#### INPUT ROWS
________________

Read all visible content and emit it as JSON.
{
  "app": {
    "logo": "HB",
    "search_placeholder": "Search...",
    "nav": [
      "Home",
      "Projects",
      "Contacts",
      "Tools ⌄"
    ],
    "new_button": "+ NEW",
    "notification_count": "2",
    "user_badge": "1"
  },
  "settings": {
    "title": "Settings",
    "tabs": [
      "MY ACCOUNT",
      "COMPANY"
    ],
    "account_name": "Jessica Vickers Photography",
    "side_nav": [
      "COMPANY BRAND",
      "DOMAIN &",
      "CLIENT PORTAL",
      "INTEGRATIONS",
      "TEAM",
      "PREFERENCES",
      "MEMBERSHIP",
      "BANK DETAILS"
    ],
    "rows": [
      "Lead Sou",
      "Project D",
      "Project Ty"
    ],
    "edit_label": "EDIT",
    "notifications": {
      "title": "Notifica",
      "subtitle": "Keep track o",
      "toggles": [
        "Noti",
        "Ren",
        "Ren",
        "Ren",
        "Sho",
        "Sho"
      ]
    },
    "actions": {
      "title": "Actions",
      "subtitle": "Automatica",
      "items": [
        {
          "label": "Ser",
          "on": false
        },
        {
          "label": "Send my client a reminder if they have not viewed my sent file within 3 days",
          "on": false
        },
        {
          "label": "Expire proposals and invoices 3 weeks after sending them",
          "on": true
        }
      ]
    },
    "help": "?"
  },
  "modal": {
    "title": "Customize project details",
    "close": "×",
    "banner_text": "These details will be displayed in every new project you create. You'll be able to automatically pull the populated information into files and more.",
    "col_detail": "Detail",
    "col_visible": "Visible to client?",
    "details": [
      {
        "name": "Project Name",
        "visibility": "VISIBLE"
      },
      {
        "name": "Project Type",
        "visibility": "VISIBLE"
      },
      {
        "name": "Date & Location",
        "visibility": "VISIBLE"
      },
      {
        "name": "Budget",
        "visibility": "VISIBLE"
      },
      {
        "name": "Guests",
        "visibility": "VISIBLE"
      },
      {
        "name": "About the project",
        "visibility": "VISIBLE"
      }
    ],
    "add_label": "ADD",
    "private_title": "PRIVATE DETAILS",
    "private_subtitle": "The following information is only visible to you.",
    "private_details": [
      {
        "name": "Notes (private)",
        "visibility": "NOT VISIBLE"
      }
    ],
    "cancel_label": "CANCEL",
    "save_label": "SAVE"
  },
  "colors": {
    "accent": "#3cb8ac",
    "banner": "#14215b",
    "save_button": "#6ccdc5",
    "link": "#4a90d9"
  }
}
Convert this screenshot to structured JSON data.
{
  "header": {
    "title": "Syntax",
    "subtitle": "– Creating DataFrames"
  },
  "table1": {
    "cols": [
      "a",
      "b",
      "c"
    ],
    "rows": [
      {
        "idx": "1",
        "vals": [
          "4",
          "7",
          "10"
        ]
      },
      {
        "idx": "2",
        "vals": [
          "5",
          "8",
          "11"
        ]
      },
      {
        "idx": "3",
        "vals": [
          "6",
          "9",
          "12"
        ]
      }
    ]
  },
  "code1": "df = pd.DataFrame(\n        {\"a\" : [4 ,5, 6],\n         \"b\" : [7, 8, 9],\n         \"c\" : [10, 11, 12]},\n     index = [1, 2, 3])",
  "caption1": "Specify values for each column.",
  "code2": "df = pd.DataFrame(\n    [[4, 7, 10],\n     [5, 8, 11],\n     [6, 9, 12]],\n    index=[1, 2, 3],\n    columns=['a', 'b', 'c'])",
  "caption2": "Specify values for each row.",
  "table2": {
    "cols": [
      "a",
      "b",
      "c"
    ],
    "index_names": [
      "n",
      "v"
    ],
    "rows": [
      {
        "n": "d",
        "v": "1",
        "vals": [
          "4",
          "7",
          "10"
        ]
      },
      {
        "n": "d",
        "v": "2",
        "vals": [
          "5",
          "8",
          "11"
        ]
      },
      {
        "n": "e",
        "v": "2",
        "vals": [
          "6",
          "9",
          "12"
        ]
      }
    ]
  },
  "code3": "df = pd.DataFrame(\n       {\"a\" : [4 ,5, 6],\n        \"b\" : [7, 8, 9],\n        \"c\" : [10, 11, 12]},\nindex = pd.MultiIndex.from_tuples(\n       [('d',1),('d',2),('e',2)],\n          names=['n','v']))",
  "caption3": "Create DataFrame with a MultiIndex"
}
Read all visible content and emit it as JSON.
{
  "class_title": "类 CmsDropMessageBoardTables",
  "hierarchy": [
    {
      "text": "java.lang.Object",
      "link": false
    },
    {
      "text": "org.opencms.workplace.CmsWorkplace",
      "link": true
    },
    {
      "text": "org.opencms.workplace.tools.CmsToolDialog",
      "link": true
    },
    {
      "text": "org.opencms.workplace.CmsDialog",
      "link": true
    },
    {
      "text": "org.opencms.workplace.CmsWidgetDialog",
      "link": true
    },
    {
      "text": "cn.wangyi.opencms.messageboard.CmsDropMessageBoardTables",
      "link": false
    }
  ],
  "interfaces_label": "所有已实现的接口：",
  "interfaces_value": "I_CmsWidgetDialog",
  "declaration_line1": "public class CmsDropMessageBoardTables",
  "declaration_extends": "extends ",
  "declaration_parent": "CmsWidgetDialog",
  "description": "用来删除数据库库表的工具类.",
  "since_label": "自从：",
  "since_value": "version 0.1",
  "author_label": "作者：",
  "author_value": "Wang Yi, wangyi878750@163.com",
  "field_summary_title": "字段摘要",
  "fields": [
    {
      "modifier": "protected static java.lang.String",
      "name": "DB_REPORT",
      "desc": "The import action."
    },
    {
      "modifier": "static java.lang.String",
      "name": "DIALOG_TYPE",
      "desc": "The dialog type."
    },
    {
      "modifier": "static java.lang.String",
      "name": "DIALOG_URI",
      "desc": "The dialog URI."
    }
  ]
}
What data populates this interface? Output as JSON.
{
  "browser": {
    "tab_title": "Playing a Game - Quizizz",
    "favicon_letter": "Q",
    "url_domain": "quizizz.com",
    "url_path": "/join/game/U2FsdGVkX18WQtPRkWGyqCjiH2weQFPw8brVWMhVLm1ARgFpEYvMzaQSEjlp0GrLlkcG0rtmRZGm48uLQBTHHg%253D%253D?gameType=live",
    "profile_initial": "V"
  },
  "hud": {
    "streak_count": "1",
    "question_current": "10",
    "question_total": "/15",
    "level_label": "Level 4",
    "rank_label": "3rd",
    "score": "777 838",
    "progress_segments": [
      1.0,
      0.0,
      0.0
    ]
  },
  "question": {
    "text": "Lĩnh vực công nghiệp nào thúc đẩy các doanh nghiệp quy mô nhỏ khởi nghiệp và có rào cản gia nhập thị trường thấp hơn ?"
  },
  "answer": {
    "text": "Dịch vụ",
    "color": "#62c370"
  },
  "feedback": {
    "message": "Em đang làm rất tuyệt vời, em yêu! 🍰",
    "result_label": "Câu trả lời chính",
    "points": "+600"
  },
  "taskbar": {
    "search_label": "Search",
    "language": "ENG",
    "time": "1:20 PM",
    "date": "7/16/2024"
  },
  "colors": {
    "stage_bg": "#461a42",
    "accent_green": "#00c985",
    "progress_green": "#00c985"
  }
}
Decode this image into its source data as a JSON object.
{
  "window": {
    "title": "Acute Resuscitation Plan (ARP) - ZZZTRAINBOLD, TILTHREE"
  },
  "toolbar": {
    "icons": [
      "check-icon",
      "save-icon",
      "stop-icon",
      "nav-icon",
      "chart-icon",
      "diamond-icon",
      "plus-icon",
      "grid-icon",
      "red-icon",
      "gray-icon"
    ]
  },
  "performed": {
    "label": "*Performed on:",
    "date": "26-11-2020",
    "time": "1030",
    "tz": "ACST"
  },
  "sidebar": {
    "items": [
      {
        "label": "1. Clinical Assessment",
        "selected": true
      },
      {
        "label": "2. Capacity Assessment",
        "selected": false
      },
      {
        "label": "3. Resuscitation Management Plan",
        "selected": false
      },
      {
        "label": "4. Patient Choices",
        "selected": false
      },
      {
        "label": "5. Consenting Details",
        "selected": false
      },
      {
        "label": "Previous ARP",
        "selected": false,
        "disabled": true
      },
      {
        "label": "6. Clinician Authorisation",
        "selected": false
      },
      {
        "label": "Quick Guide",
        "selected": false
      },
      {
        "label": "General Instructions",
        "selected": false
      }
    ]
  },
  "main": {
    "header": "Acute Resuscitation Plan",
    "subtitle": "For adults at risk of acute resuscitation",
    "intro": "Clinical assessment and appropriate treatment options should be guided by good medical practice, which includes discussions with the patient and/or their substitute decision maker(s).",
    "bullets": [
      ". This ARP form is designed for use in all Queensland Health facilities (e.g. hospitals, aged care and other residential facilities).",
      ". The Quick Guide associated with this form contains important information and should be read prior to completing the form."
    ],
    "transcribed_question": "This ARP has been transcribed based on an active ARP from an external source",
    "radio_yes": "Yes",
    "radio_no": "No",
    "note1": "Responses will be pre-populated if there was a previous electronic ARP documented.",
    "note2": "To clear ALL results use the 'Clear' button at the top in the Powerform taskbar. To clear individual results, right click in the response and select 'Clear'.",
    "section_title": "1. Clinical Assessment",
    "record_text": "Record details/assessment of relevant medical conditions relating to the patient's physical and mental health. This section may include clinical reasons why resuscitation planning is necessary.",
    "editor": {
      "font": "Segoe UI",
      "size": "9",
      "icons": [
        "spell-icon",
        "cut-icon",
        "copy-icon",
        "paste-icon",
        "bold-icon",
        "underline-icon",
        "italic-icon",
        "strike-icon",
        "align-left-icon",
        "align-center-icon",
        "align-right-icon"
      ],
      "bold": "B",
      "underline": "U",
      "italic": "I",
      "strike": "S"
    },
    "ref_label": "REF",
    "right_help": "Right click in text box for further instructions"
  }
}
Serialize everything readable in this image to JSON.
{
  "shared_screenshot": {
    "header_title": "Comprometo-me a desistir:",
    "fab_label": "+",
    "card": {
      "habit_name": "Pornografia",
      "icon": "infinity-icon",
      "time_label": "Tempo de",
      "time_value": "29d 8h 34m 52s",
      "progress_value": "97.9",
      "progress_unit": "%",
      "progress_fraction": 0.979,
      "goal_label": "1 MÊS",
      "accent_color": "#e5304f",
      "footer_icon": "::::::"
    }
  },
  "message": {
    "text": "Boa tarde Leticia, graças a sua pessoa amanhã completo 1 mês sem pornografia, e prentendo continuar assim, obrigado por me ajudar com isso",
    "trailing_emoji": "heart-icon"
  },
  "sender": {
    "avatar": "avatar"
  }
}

________________

#### SET PROBLEM
Go through the records and gather the lines that hold "information".

#### RESULT OF THE EXERCISE
    "banner_text": "These details will be displayed in every new project you create. You'll be able to automatically pull the populated information into files and more.",
    "private_subtitle": "The following information is only visible to you.",
      ". The Quick Guide associated with this form contains important information and should be read prior to completing the form."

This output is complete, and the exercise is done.